+++ PROVIDED DATA

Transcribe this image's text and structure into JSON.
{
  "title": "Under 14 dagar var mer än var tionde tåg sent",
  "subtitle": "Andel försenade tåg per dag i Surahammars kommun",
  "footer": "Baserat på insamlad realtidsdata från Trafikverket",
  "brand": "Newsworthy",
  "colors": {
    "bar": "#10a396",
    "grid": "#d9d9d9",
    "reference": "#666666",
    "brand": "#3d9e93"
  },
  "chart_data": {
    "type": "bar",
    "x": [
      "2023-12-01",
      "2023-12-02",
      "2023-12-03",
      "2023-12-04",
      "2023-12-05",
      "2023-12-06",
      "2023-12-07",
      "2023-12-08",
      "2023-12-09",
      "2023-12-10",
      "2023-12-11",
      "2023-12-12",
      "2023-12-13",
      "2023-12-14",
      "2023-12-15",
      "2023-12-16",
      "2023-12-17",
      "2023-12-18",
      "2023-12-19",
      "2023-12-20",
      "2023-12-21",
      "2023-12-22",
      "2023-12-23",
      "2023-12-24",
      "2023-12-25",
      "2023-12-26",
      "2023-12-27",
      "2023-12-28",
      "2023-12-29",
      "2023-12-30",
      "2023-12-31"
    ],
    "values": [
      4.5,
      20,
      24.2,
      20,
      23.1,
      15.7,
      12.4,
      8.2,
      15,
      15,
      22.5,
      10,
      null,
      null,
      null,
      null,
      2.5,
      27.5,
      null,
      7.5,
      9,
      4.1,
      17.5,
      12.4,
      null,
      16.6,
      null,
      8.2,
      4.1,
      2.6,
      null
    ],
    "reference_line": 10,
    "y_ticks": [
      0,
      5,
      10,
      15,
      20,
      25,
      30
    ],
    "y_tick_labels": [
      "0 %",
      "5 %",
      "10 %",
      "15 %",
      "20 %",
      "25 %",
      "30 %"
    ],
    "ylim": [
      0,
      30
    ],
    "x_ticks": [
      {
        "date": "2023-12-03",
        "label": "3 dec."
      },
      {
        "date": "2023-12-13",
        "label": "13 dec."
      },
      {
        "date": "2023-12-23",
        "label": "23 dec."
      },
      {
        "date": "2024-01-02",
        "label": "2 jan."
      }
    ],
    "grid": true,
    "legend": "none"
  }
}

++++++

WHAT IS NEEDED: Copy all data exactly, start to finish.

RESULT BELOW:
Transcribe this image's text and structure into JSON.
{
  "title": "Under 14 dagar var mer än var tionde tåg sent",
  "subtitle": "Andel försenade tåg per dag i Surahammars kommun",
  "footer": "Baserat på insamlad realtidsdata från Trafikverket",
  "brand": "Newsworthy",
  "colors": {
    "bar": "#10a396",
    "grid": "#d9d9d9",
    "reference": "#666666",
    "brand": "#3d9e93"
  },
  "chart_data": {
    "type": "bar",
    "x": [
      "2023-12-01",
      "2023-12-02",
      "2023-12-03",
      "2023-12-04",
      "2023-12-05",
      "2023-12-06",
      "2023-12-07",
      "2023-12-08",
      "2023-12-09",
      "2023-12-10",
      "2023-12-11",
      "2023-12-12",
      "2023-12-13",
      "2023-12-14",
      "2023-12-15",
      "2023-12-16",
      "2023-12-17",
      "2023-12-18",
      "2023-12-19",
      "2023-12-20",
      "2023-12-21",
      "2023-12-22",
      "2023-12-23",
      "2023-12-24",
      "2023-12-25",
      "2023-12-26",
      "2023-12-27",
      "2023-12-28",
      "2023-12-29",
      "2023-12-30",
      "2023-12-31"
    ],
    "values": [
      4.5,
      20,
      24.2,
      20,
      23.1,
      15.7,
      12.4,
      8.2,
      15,
      15,
      22.5,
      10,
      null,
      null,
      null,
      null,
      2.5,
      27.5,
      null,
      7.5,
      9,
      4.1,
      17.5,
      12.4,
      null,
      16.6,
      null,
      8.2,
      4.1,
      2.6,
      null
    ],
    "reference_line": 10,
    "y_ticks": [
      0,
      5,
      10,
      15,
      20,
      25,
      30
    ],
    "y_tick_labels": [
      "0 %",
      "5 %",
      "10 %",
      "15 %",
      "20 %",
      "25 %",
      "30 %"
    ],
    "ylim": [
      0,
      30
    ],
    "x_ticks": [
      {
        "date": "2023-12-03",
        "label": "3 dec."
      },
      {
        "date": "2023-12-13",
        "label": "13 dec."
      },
      {
        "date": "2023-12-23",
        "label": "23 dec."
      },
      {
        "date": "2024-01-02",
        "label": "2 jan."
      }
    ],
    "grid": true,
    "legend": "none"
  }
}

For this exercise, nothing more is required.